| Problem requirements |
For the listing below, give the count of lines containing the string "управления" and nothing else.

| Data for processing |
↓

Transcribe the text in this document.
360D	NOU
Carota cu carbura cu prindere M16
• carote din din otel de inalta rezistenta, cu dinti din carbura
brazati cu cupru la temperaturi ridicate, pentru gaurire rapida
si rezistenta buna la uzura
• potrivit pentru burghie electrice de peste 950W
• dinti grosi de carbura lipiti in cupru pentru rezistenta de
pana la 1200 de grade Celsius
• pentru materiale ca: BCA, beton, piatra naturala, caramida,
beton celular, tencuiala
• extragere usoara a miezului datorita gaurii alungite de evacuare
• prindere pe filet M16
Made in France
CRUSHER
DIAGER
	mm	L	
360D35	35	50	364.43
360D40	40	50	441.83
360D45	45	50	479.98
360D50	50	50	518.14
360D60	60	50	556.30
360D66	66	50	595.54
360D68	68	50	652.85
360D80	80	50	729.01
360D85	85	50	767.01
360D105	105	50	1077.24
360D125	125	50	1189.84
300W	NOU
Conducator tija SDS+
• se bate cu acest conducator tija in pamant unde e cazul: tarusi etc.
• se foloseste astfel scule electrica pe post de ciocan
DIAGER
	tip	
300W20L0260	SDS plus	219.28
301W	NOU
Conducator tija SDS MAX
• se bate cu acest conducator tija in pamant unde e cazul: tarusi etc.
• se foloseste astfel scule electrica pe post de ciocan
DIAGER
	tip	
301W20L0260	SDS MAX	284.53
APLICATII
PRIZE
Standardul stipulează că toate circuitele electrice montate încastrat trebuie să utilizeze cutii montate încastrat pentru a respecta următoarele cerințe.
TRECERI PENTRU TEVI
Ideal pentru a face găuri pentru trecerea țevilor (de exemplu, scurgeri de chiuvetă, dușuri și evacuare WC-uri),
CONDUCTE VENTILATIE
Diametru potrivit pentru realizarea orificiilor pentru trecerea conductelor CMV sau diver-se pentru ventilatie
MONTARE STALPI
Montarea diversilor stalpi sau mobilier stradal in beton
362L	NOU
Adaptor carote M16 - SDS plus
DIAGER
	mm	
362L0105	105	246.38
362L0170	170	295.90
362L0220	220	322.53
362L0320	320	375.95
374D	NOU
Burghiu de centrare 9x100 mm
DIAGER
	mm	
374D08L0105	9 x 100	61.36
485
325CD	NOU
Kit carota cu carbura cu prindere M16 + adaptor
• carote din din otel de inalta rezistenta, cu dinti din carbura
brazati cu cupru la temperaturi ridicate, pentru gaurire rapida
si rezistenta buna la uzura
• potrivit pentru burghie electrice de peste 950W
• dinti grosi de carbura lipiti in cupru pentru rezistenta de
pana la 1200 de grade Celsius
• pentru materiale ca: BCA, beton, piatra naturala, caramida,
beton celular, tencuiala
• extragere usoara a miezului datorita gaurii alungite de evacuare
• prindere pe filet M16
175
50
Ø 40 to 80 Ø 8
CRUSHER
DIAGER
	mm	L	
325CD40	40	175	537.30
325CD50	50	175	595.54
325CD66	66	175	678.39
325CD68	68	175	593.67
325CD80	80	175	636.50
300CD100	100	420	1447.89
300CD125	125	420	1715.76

↑
↓

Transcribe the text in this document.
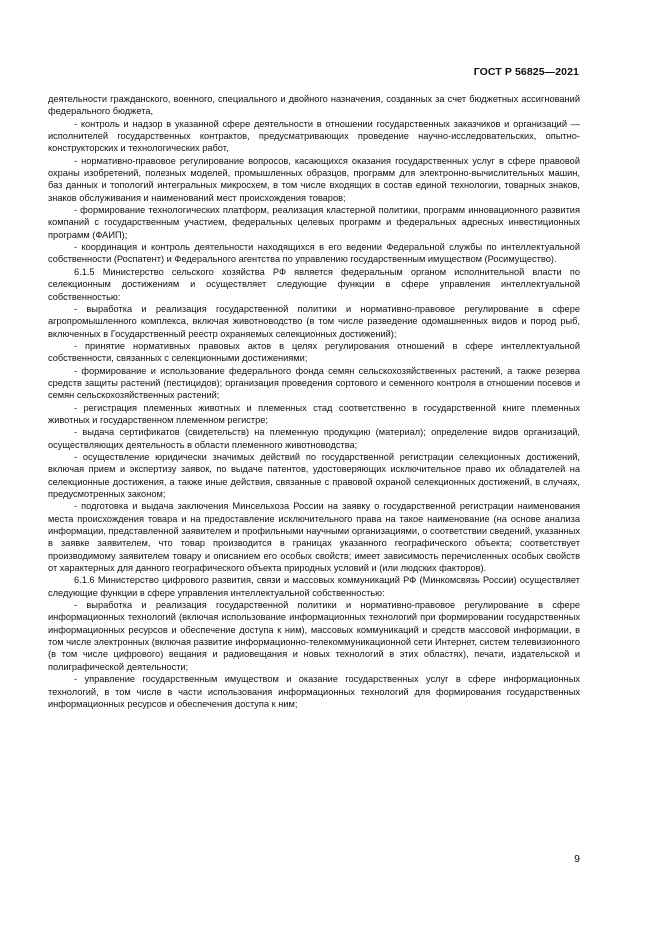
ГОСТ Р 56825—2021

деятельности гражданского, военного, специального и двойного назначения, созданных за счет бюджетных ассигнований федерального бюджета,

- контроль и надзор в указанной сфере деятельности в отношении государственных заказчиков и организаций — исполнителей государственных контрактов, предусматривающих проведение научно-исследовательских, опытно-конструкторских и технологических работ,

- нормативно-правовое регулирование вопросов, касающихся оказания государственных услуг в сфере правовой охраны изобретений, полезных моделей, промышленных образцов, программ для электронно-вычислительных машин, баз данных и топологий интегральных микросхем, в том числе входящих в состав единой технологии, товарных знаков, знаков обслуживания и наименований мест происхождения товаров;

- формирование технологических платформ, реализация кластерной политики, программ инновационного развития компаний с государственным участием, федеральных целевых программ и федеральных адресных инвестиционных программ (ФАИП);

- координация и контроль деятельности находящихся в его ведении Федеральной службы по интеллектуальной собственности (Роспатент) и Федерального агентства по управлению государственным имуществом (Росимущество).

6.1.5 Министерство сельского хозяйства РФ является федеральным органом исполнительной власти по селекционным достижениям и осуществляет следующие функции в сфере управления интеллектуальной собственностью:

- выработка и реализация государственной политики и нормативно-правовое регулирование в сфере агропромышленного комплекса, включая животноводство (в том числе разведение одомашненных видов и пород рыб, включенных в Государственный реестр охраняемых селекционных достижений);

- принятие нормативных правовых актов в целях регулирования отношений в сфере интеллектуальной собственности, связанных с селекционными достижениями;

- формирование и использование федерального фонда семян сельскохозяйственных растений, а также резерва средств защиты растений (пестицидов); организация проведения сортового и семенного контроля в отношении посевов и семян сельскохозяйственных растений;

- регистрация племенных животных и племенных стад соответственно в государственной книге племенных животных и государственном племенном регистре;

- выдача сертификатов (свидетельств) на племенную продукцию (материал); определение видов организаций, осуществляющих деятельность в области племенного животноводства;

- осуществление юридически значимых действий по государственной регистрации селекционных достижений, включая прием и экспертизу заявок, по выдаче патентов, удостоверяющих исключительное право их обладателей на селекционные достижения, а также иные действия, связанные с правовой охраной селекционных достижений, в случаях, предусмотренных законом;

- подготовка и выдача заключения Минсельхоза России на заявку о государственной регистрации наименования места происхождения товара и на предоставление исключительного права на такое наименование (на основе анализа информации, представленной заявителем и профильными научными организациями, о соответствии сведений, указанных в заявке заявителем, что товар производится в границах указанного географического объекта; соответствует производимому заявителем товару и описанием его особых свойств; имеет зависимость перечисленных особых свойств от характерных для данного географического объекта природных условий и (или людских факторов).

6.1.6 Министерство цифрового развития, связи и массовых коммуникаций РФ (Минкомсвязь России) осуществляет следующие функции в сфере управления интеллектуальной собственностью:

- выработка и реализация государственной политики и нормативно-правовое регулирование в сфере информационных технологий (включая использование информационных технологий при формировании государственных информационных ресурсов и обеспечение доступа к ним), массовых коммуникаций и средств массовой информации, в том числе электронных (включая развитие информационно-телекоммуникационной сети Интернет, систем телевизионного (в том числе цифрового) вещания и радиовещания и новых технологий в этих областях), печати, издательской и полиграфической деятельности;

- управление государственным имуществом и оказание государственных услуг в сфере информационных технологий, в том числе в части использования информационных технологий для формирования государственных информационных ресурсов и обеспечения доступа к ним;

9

↑

| Completed exercise |
2